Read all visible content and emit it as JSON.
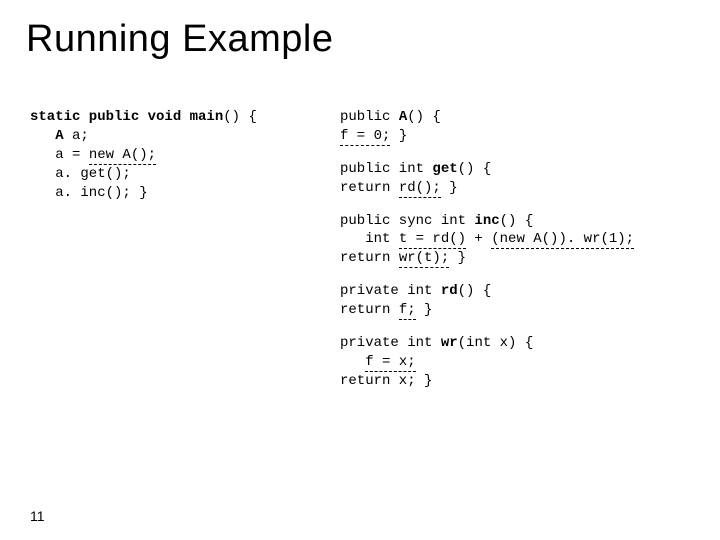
{
  "title": "Running Example",
  "page_number": "11",
  "left": {
    "l1a": "static public void main",
    "l1b": "() {",
    "l2a": "   A",
    "l2b": " a;",
    "l3a": "   a = ",
    "l3u": "new A();",
    "l4": "   a. get();",
    "l5": "   a. inc(); }"
  },
  "r1": {
    "a": "public ",
    "b": "A",
    "c": "() {",
    "d": "f = 0;",
    "e": " }"
  },
  "r2": {
    "a": "public int ",
    "b": "get",
    "c": "() {",
    "d": "return ",
    "e": "rd();",
    "f": " }"
  },
  "r3": {
    "a": "public sync int ",
    "b": "inc",
    "c": "() {",
    "d": "   int ",
    "e": "t = rd()",
    "f": " + ",
    "g": "(new A()). wr(1);",
    "h": "return ",
    "i": "wr(t);",
    "j": " }"
  },
  "r4": {
    "a": "private int ",
    "b": "rd",
    "c": "() {",
    "d": "return ",
    "e": "f;",
    "f": " }"
  },
  "r5": {
    "a": "private int ",
    "b": "wr",
    "c": "(int x) {",
    "d": "   ",
    "e": "f = x;",
    "f": "return x; }"
  }
}
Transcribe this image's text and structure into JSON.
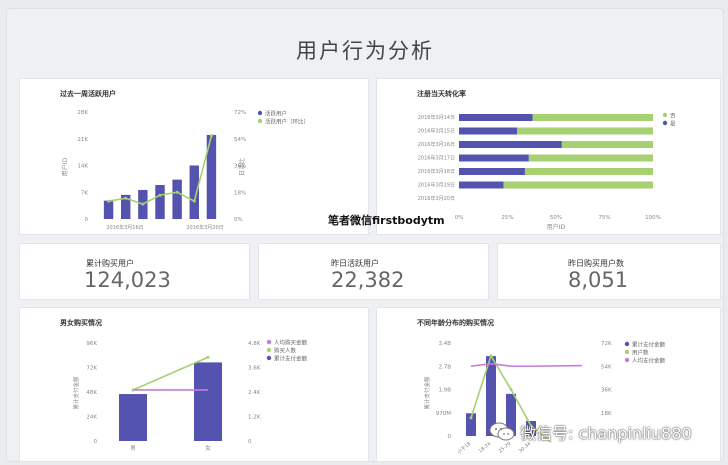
{
  "page": {
    "title": "用户行为分析"
  },
  "watermarks": {
    "middle": "笔者微信firstbodytm",
    "bottom": "微信号: chanpinliu880",
    "bottom_icon": "wechat-icon"
  },
  "kpis": [
    {
      "label": "累计购买用户",
      "value": "124,023"
    },
    {
      "label": "昨日活跃用户",
      "value": "22,382"
    },
    {
      "label": "昨日购买用户数",
      "value": "8,051"
    }
  ],
  "colors": {
    "bar": "#5553b0",
    "line": "#a6d072",
    "purple_line": "#c77ad9",
    "grid": "#d9d9d9"
  },
  "chart_data": [
    {
      "type": "bar",
      "title": "过去一周活跃用户",
      "ylabel": "用户ID",
      "y2label": "日活比",
      "ylim": [
        0,
        28000
      ],
      "y2lim": [
        0,
        72
      ],
      "yticks": [
        "28K",
        "21K",
        "14K",
        "7K",
        "0"
      ],
      "y2ticks": [
        "72%",
        "54%",
        "36%",
        "18%",
        "0%"
      ],
      "xticks": [
        "2016年3月16日",
        "2016年3月20日"
      ],
      "legend": [
        "活跃用户",
        "活跃用户（环比）"
      ],
      "legend_position": "top-right",
      "series": [
        {
          "name": "活跃用户",
          "type": "bar",
          "values": [
            4800,
            6300,
            7600,
            8900,
            10300,
            14000,
            22000
          ]
        },
        {
          "name": "活跃用户（环比）",
          "type": "line",
          "values": [
            12,
            14,
            10,
            16,
            18,
            12,
            56
          ]
        }
      ]
    },
    {
      "type": "bar",
      "orientation": "horizontal",
      "stacked": true,
      "title": "注册当天转化率",
      "xlabel": "用户ID",
      "xticks": [
        "0%",
        "25%",
        "50%",
        "75%",
        "100%"
      ],
      "categories": [
        "2016年3月14日",
        "2016年3月15日",
        "2016年3月16日",
        "2016年3月17日",
        "2016年3月18日",
        "2016年3月19日",
        "2016年3月20日"
      ],
      "legend": [
        "否",
        "是"
      ],
      "legend_position": "top-right",
      "series": [
        {
          "name": "是",
          "values": [
            38,
            30,
            53,
            36,
            34,
            23,
            0
          ]
        },
        {
          "name": "否",
          "values": [
            62,
            70,
            47,
            64,
            66,
            77,
            0
          ]
        }
      ]
    },
    {
      "type": "bar",
      "title": "男女购买情况",
      "ylabel": "累计支付金额",
      "ylim": [
        0,
        96000
      ],
      "y2lim": [
        0,
        4.8
      ],
      "yticks": [
        "96K",
        "72K",
        "48K",
        "24K",
        "0"
      ],
      "y2ticks": [
        "4.8K",
        "3.6K",
        "2.4K",
        "1.2K",
        "0"
      ],
      "categories": [
        "男",
        "女"
      ],
      "legend": [
        "人均购买金额",
        "购买人数",
        "累计支付金额"
      ],
      "legend_position": "top-right",
      "series": [
        {
          "name": "累计支付金额",
          "type": "bar",
          "values": [
            46000,
            77000
          ]
        },
        {
          "name": "购买人数",
          "type": "line",
          "values": [
            2500,
            4100
          ]
        },
        {
          "name": "人均购买金额",
          "type": "line",
          "values": [
            2500,
            2500
          ]
        }
      ]
    },
    {
      "type": "bar",
      "title": "不同年龄分布的购买情况",
      "ylabel": "累计支付金额",
      "ylim": [
        0,
        3400000
      ],
      "y2lim": [
        0,
        72000
      ],
      "yticks": [
        "3.4B",
        "2.7B",
        "1.9B",
        "970M",
        "0"
      ],
      "y2ticks": [
        "72K",
        "54K",
        "36K",
        "18K"
      ],
      "categories": [
        "小于18",
        "18-24",
        "25-29",
        "30-34"
      ],
      "legend": [
        "累计支付金额",
        "用户数",
        "人均支付金额"
      ],
      "legend_position": "top-right",
      "series": [
        {
          "name": "累计支付金额",
          "type": "bar",
          "values": [
            830000,
            2920000,
            1540000,
            550000
          ]
        },
        {
          "name": "用户数",
          "type": "line",
          "values": [
            14000,
            62000,
            36000,
            8000
          ]
        },
        {
          "name": "人均支付金额",
          "type": "line",
          "values": [
            54000,
            56000,
            54000,
            54000
          ]
        }
      ]
    }
  ]
}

────────────────────

### Requirement
Copy out all the entries exactly. Images stay out of the copy.

### Output of the task
Read all visible content and emit it as JSON.
{
  "title": "Running Example",
  "page_number": "11",
  "left": {
    "l1a": "static public void main",
    "l1b": "() {",
    "l2a": "   A",
    "l2b": " a;",
    "l3a": "   a = ",
    "l3u": "new A();",
    "l4": "   a. get();",
    "l5": "   a. inc(); }"
  },
  "r1": {
    "a": "public ",
    "b": "A",
    "c": "() {",
    "d": "f = 0;",
    "e": " }"
  },
  "r2": {
    "a": "public int ",
    "b": "get",
    "c": "() {",
    "d": "return ",
    "e": "rd();",
    "f": " }"
  },
  "r3": {
    "a": "public sync int ",
    "b": "inc",
    "c": "() {",
    "d": "   int ",
    "e": "t = rd()",
    "f": " + ",
    "g": "(new A()). wr(1);",
    "h": "return ",
    "i": "wr(t);",
    "j": " }"
  },
  "r4": {
    "a": "private int ",
    "b": "rd",
    "c": "() {",
    "d": "return ",
    "e": "f;",
    "f": " }"
  },
  "r5": {
    "a": "private int ",
    "b": "wr",
    "c": "(int x) {",
    "d": "   ",
    "e": "f = x;",
    "f": "return x; }"
  }
}
Transcribe this image's text and structure into JSON.
{
  "page": {
    "title": "用户行为分析"
  },
  "watermarks": {
    "middle": "笔者微信firstbodytm",
    "bottom": "微信号: chanpinliu880",
    "bottom_icon": "wechat-icon"
  },
  "kpis": [
    {
      "label": "累计购买用户",
      "value": "124,023"
    },
    {
      "label": "昨日活跃用户",
      "value": "22,382"
    },
    {
      "label": "昨日购买用户数",
      "value": "8,051"
    }
  ],
  "colors": {
    "bar": "#5553b0",
    "line": "#a6d072",
    "purple_line": "#c77ad9",
    "grid": "#d9d9d9"
  },
  "chart_data": [
    {
      "type": "bar",
      "title": "过去一周活跃用户",
      "ylabel": "用户ID",
      "y2label": "日活比",
      "ylim": [
        0,
        28000
      ],
      "y2lim": [
        0,
        72
      ],
      "yticks": [
        "28K",
        "21K",
        "14K",
        "7K",
        "0"
      ],
      "y2ticks": [
        "72%",
        "54%",
        "36%",
        "18%",
        "0%"
      ],
      "xticks": [
        "2016年3月16日",
        "2016年3月20日"
      ],
      "legend": [
        "活跃用户",
        "活跃用户（环比）"
      ],
      "legend_position": "top-right",
      "series": [
        {
          "name": "活跃用户",
          "type": "bar",
          "values": [
            4800,
            6300,
            7600,
            8900,
            10300,
            14000,
            22000
          ]
        },
        {
          "name": "活跃用户（环比）",
          "type": "line",
          "values": [
            12,
            14,
            10,
            16,
            18,
            12,
            56
          ]
        }
      ]
    },
    {
      "type": "bar",
      "orientation": "horizontal",
      "stacked": true,
      "title": "注册当天转化率",
      "xlabel": "用户ID",
      "xticks": [
        "0%",
        "25%",
        "50%",
        "75%",
        "100%"
      ],
      "categories": [
        "2016年3月14日",
        "2016年3月15日",
        "2016年3月16日",
        "2016年3月17日",
        "2016年3月18日",
        "2016年3月19日",
        "2016年3月20日"
      ],
      "legend": [
        "否",
        "是"
      ],
      "legend_position": "top-right",
      "series": [
        {
          "name": "是",
          "values": [
            38,
            30,
            53,
            36,
            34,
            23,
            0
          ]
        },
        {
          "name": "否",
          "values": [
            62,
            70,
            47,
            64,
            66,
            77,
            0
          ]
        }
      ]
    },
    {
      "type": "bar",
      "title": "男女购买情况",
      "ylabel": "累计支付金额",
      "ylim": [
        0,
        96000
      ],
      "y2lim": [
        0,
        4.8
      ],
      "yticks": [
        "96K",
        "72K",
        "48K",
        "24K",
        "0"
      ],
      "y2ticks": [
        "4.8K",
        "3.6K",
        "2.4K",
        "1.2K",
        "0"
      ],
      "categories": [
        "男",
        "女"
      ],
      "legend": [
        "人均购买金额",
        "购买人数",
        "累计支付金额"
      ],
      "legend_position": "top-right",
      "series": [
        {
          "name": "累计支付金额",
          "type": "bar",
          "values": [
            46000,
            77000
          ]
        },
        {
          "name": "购买人数",
          "type": "line",
          "values": [
            2500,
            4100
          ]
        },
        {
          "name": "人均购买金额",
          "type": "line",
          "values": [
            2500,
            2500
          ]
        }
      ]
    },
    {
      "type": "bar",
      "title": "不同年龄分布的购买情况",
      "ylabel": "累计支付金额",
      "ylim": [
        0,
        3400000
      ],
      "y2lim": [
        0,
        72000
      ],
      "yticks": [
        "3.4B",
        "2.7B",
        "1.9B",
        "970M",
        "0"
      ],
      "y2ticks": [
        "72K",
        "54K",
        "36K",
        "18K"
      ],
      "categories": [
        "小于18",
        "18-24",
        "25-29",
        "30-34"
      ],
      "legend": [
        "累计支付金额",
        "用户数",
        "人均支付金额"
      ],
      "legend_position": "top-right",
      "series": [
        {
          "name": "累计支付金额",
          "type": "bar",
          "values": [
            830000,
            2920000,
            1540000,
            550000
          ]
        },
        {
          "name": "用户数",
          "type": "line",
          "values": [
            14000,
            62000,
            36000,
            8000
          ]
        },
        {
          "name": "人均支付金额",
          "type": "line",
          "values": [
            54000,
            56000,
            54000,
            54000
          ]
        }
      ]
    }
  ]
}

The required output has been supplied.